**TASK:**
Exclude the pictures and retype the entries as written.

**Dataset excerpt:**
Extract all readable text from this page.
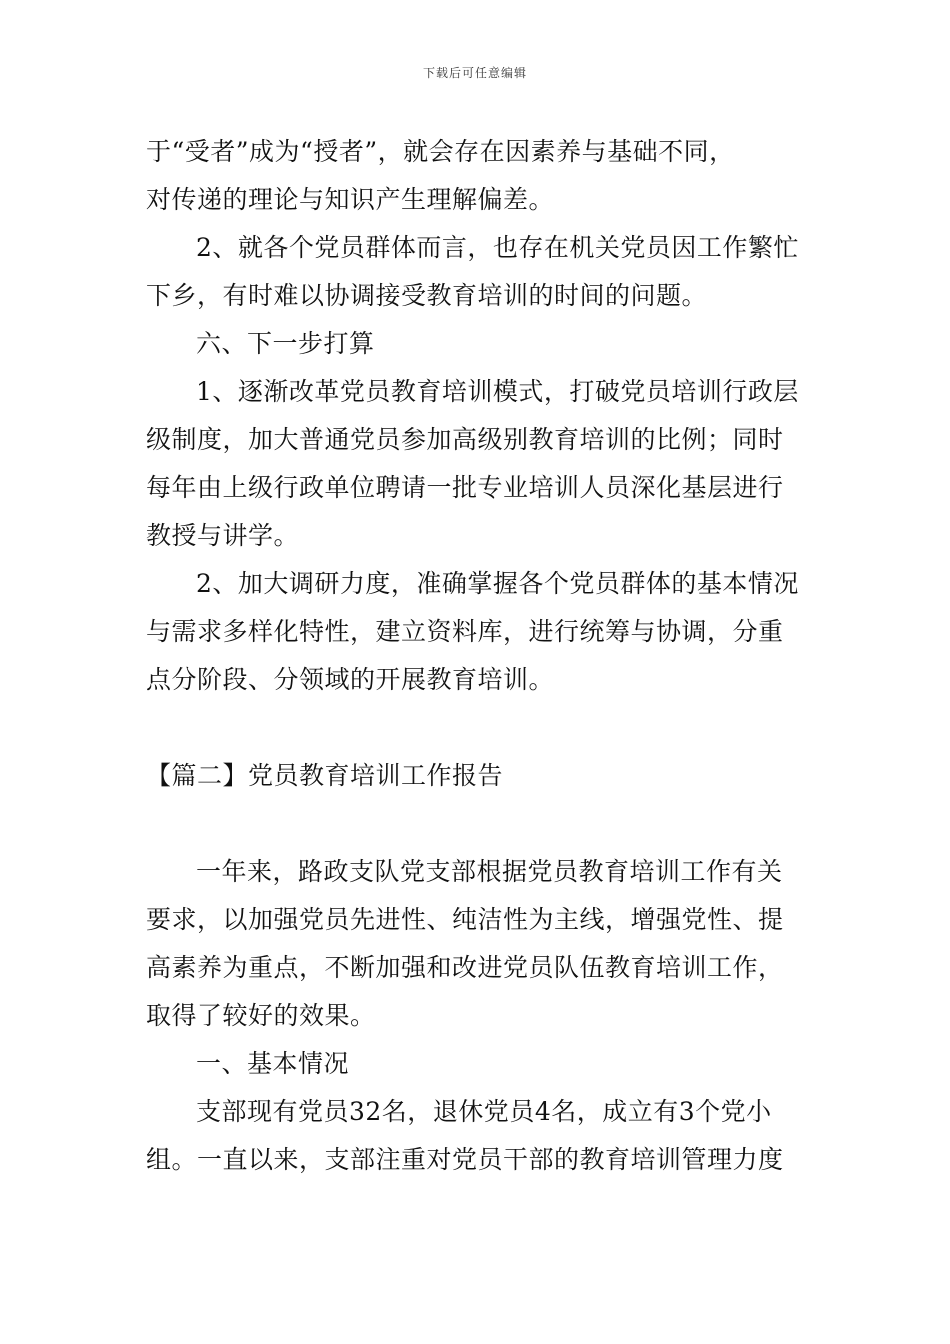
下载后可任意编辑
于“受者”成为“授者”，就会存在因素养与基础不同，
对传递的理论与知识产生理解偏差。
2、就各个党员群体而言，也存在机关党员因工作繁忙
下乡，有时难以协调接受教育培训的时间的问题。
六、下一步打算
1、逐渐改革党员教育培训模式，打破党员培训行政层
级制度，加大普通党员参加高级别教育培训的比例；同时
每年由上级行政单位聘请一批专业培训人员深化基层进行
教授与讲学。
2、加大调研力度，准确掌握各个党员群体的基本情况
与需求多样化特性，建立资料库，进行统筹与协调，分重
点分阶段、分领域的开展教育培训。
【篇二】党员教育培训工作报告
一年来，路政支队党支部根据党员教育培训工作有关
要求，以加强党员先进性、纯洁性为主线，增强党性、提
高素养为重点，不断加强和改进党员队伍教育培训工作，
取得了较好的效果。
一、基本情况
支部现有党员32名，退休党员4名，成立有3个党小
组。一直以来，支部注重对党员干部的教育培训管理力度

**RESPONSE TO THE EXERCISE:**
Extract all readable text from this page.
下载后可任意编辑
于“受者”成为“授者”，就会存在因素养与基础不同，
对传递的理论与知识产生理解偏差。
2、就各个党员群体而言，也存在机关党员因工作繁忙
下乡，有时难以协调接受教育培训的时间的问题。
六、下一步打算
1、逐渐改革党员教育培训模式，打破党员培训行政层
级制度，加大普通党员参加高级别教育培训的比例；同时
每年由上级行政单位聘请一批专业培训人员深化基层进行
教授与讲学。
2、加大调研力度，准确掌握各个党员群体的基本情况
与需求多样化特性，建立资料库，进行统筹与协调，分重
点分阶段、分领域的开展教育培训。
【篇二】党员教育培训工作报告
一年来，路政支队党支部根据党员教育培训工作有关
要求，以加强党员先进性、纯洁性为主线，增强党性、提
高素养为重点，不断加强和改进党员队伍教育培训工作，
取得了较好的效果。
一、基本情况
支部现有党员32名，退休党员4名，成立有3个党小
组。一直以来，支部注重对党员干部的教育培训管理力度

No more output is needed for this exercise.